* **Supplied records**
——————

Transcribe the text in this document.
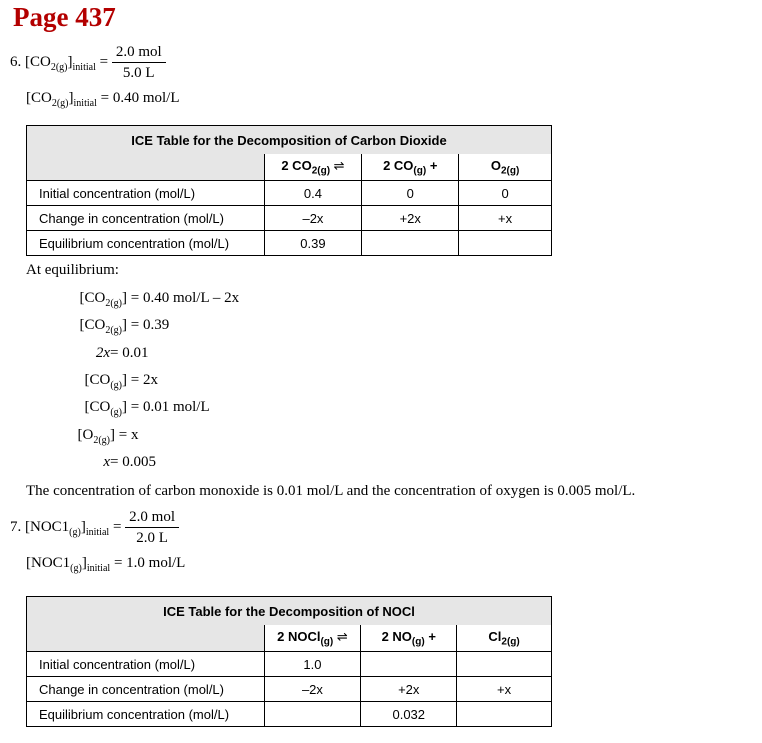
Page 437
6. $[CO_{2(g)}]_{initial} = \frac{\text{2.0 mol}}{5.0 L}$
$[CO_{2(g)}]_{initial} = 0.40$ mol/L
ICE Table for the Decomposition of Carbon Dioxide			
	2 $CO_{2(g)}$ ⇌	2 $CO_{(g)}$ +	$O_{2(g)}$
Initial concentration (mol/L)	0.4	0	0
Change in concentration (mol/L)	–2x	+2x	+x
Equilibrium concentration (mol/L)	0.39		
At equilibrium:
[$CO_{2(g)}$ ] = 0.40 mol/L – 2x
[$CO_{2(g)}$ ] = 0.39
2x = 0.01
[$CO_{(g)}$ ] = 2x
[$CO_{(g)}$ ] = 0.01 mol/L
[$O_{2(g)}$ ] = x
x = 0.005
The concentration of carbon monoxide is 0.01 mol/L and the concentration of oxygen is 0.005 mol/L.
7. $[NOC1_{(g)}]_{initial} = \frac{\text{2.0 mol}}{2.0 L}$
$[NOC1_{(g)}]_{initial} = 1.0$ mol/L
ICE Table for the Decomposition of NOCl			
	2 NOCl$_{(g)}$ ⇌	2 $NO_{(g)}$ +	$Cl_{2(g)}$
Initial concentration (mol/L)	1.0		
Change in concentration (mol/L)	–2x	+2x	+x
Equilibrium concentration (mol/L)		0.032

——————

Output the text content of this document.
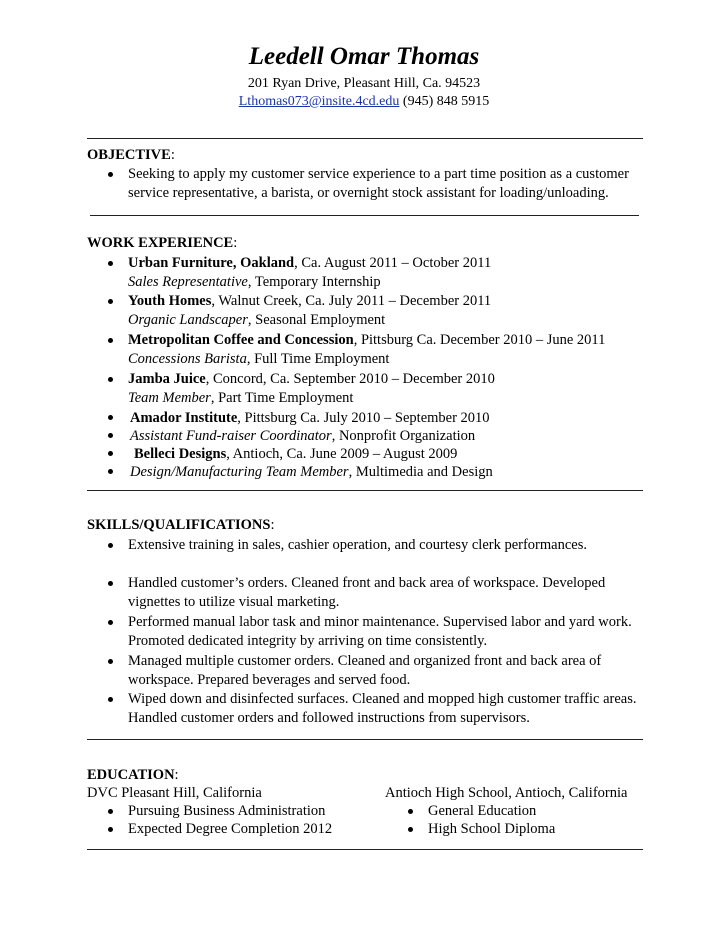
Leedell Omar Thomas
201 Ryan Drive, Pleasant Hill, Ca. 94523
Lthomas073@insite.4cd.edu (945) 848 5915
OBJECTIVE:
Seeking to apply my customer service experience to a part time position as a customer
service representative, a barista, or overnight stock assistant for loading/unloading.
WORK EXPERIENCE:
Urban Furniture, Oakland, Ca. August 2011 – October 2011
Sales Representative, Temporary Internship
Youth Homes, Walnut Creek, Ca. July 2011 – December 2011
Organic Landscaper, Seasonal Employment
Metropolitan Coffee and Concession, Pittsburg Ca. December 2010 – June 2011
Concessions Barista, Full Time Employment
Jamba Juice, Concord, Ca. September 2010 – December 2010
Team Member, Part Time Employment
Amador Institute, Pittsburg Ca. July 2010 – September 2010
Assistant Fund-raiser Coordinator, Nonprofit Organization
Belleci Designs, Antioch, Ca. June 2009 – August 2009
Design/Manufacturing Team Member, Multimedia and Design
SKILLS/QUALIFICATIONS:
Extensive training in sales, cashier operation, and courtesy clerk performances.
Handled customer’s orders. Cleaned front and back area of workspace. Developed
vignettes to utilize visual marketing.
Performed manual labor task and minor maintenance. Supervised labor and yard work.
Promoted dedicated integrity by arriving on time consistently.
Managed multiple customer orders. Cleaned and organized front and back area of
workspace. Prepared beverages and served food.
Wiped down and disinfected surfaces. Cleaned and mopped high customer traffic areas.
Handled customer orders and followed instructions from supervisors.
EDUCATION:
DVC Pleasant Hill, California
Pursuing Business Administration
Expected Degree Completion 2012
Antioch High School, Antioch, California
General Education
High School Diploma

——————

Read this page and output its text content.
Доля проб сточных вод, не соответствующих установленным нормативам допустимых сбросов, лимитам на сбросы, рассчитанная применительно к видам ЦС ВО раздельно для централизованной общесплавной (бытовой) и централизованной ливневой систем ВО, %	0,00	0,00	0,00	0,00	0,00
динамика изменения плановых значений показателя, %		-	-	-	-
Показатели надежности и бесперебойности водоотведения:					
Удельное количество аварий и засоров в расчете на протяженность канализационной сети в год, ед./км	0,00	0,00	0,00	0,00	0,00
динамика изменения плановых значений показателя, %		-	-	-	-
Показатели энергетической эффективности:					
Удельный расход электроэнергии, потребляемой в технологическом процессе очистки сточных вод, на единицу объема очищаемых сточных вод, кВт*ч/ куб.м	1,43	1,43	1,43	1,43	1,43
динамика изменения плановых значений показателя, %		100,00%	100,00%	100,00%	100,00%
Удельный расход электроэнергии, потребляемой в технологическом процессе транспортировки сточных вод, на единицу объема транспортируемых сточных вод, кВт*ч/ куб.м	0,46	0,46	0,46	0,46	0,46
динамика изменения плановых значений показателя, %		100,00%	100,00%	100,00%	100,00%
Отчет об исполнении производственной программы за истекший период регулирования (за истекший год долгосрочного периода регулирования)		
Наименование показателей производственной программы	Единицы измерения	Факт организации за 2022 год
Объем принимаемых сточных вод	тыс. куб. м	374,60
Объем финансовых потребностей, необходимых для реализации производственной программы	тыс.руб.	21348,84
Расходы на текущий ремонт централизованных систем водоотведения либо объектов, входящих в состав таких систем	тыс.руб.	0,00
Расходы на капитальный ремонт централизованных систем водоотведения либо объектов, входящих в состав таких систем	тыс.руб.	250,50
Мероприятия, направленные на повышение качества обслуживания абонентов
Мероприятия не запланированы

——————

Copy each line above that contains the word "content".

Output the text content of this document.
Read this page and output its text content.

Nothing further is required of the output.